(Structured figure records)
##########

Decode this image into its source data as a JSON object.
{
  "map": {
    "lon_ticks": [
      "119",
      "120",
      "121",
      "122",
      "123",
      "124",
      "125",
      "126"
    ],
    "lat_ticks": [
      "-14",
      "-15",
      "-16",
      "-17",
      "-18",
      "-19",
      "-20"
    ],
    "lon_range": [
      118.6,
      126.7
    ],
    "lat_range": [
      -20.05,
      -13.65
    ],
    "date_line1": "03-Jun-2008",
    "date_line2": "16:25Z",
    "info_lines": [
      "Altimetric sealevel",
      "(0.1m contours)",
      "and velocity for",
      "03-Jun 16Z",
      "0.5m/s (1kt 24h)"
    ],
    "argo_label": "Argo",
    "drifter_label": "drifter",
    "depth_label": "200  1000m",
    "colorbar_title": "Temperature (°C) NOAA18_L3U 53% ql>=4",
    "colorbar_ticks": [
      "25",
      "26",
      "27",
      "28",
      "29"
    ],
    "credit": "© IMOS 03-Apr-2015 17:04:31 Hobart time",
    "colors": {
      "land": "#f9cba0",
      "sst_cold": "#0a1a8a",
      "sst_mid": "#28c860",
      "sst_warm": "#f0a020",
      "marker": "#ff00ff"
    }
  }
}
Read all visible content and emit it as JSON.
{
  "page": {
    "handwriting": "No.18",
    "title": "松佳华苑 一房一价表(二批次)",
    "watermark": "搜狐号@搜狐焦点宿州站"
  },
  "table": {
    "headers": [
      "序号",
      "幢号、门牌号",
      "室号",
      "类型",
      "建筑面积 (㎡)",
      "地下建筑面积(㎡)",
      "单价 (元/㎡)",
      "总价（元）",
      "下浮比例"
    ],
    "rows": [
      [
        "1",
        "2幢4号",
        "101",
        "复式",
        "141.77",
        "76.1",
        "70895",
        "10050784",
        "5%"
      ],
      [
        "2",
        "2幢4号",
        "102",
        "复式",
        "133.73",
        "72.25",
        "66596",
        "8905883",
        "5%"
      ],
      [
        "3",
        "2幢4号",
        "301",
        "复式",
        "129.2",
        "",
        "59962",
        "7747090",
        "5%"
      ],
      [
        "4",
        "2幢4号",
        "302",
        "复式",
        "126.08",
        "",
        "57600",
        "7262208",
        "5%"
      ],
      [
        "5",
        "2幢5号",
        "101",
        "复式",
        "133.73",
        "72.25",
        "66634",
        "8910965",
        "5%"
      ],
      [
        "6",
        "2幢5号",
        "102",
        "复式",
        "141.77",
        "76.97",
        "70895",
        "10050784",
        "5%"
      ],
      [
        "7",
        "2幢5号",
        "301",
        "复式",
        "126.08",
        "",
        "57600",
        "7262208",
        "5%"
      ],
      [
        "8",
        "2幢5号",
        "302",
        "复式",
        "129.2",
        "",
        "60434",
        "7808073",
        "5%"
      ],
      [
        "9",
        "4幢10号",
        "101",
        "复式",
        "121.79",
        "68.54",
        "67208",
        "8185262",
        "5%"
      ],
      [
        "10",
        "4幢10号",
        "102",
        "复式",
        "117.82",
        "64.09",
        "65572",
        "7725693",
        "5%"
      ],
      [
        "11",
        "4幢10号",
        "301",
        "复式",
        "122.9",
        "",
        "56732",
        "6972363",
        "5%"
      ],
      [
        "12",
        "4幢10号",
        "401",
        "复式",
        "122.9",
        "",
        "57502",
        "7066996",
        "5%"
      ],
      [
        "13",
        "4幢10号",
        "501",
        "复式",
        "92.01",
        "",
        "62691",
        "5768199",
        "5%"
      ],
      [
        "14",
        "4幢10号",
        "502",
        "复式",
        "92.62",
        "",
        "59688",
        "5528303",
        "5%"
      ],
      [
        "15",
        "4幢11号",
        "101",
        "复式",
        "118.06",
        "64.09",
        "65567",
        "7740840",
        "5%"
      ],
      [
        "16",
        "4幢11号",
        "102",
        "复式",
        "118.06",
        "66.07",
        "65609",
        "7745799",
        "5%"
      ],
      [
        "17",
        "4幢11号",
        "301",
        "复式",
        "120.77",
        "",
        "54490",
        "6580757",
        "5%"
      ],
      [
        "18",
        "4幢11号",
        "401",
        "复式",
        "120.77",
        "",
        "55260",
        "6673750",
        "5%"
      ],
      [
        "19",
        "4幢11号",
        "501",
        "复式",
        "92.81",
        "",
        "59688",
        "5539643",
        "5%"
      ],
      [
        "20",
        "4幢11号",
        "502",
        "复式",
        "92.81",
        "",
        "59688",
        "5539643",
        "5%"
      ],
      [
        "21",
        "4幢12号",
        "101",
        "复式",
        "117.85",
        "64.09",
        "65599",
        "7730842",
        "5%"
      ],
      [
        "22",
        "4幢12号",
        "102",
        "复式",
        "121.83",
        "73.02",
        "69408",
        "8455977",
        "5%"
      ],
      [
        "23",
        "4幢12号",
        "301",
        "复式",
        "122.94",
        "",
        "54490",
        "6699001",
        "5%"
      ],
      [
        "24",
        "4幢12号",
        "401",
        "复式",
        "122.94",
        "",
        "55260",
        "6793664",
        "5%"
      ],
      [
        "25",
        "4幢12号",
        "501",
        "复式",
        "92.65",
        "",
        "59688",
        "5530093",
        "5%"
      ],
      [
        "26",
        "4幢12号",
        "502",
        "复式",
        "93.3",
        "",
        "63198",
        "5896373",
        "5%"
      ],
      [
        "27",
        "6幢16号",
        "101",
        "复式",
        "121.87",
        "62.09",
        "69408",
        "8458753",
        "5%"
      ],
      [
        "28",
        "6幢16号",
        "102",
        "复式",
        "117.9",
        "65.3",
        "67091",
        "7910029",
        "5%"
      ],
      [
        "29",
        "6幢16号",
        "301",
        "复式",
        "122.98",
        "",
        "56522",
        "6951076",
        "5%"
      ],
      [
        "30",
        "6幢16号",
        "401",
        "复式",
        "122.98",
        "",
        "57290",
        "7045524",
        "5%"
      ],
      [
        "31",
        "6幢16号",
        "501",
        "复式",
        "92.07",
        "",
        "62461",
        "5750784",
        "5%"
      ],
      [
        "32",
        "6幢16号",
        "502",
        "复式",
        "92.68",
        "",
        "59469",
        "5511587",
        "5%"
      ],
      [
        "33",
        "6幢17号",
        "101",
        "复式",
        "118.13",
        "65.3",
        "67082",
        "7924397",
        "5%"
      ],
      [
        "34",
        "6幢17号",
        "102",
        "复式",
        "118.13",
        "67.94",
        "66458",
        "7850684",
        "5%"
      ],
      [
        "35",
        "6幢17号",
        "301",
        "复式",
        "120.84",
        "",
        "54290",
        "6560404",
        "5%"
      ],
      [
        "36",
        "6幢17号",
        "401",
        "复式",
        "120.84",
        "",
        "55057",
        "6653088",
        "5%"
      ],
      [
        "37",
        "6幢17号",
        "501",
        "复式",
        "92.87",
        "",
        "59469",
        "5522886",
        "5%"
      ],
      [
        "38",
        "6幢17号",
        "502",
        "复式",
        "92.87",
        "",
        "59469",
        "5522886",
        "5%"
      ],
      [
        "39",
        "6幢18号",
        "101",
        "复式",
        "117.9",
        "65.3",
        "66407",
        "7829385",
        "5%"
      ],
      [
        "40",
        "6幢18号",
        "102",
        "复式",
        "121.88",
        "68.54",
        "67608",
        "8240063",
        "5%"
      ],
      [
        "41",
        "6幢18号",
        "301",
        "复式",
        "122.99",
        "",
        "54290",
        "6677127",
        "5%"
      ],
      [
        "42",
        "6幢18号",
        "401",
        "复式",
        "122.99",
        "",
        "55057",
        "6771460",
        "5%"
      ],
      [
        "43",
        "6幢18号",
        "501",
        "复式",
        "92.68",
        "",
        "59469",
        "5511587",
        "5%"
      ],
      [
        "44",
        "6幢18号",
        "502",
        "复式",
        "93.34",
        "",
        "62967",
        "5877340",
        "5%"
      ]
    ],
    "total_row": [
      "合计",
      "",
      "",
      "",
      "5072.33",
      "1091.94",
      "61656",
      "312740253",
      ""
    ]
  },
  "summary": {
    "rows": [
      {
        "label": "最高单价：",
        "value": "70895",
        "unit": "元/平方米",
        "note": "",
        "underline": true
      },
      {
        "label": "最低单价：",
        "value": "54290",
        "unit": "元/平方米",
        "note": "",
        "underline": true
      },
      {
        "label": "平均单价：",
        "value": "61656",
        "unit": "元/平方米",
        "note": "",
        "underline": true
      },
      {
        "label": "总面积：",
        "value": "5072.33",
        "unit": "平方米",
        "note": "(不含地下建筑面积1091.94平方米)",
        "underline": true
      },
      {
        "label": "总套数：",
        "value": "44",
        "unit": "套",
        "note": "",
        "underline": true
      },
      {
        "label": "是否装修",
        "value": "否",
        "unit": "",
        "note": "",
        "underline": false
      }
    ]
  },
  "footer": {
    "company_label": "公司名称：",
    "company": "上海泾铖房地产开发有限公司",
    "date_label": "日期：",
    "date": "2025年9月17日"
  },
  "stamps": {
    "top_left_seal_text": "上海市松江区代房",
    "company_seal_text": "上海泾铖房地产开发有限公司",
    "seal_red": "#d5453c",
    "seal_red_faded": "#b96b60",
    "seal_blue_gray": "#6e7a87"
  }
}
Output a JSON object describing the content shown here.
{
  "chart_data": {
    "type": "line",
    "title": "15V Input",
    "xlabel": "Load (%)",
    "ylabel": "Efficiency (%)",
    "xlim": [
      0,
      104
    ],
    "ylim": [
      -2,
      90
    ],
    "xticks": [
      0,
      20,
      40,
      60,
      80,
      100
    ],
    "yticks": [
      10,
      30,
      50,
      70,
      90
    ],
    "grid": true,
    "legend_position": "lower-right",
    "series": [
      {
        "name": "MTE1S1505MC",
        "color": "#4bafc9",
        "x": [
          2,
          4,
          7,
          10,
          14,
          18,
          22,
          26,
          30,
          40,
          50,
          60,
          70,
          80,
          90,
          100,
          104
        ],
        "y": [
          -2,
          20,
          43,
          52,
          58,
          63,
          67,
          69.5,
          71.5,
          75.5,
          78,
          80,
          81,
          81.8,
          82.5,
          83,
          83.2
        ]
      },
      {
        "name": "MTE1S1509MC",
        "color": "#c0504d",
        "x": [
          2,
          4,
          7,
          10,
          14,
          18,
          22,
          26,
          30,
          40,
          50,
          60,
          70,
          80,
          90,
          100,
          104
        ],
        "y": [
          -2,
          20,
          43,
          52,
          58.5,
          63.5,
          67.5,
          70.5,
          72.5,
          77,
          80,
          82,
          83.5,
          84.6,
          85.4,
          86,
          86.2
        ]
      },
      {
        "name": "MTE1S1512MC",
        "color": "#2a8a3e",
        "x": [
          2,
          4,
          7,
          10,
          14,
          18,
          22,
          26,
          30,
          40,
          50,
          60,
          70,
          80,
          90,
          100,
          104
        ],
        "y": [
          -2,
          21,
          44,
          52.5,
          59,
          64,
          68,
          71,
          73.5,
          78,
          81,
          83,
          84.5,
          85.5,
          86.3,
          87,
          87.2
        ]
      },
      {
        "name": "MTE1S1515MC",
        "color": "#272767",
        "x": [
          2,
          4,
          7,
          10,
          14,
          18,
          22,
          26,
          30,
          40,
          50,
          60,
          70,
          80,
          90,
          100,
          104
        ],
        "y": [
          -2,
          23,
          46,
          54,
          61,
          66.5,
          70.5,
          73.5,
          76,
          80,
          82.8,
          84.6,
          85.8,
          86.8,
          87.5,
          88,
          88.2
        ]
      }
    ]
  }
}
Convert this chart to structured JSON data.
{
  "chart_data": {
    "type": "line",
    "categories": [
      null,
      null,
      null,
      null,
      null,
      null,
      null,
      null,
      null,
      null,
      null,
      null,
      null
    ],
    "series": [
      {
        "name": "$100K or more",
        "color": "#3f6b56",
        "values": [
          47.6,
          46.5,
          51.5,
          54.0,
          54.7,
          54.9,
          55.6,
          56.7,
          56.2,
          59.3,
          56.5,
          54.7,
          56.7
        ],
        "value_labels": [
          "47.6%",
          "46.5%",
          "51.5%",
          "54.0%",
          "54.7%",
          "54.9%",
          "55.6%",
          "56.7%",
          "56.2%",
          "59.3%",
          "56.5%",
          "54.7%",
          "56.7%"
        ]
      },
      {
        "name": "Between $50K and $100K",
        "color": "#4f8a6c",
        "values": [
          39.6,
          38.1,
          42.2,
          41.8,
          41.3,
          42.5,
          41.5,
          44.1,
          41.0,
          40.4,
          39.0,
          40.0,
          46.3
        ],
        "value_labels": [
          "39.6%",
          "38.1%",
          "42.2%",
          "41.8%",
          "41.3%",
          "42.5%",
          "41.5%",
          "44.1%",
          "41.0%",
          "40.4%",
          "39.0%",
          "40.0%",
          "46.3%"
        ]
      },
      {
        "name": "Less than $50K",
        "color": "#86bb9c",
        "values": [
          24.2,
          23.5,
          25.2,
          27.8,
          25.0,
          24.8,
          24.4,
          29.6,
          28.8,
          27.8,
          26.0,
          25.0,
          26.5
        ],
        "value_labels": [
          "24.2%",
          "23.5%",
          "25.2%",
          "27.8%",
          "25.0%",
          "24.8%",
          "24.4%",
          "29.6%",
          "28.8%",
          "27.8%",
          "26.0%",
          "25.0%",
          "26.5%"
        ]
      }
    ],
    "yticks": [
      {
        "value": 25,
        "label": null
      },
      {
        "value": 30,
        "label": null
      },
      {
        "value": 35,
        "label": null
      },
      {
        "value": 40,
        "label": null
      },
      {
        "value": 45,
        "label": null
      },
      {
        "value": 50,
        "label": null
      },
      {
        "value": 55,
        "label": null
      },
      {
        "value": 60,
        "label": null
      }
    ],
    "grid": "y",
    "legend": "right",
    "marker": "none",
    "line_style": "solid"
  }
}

##########

_Direction:_ Each line in the data that holds the string "name" should be found and copied.

_Task solution:_
        "name": "MTE1S1505MC",
        "name": "MTE1S1509MC",
        "name": "MTE1S1512MC",
        "name": "MTE1S1515MC",
        "name": "$100K or more",
        "name": "Between $50K and $100K",
        "name": "Less than $50K",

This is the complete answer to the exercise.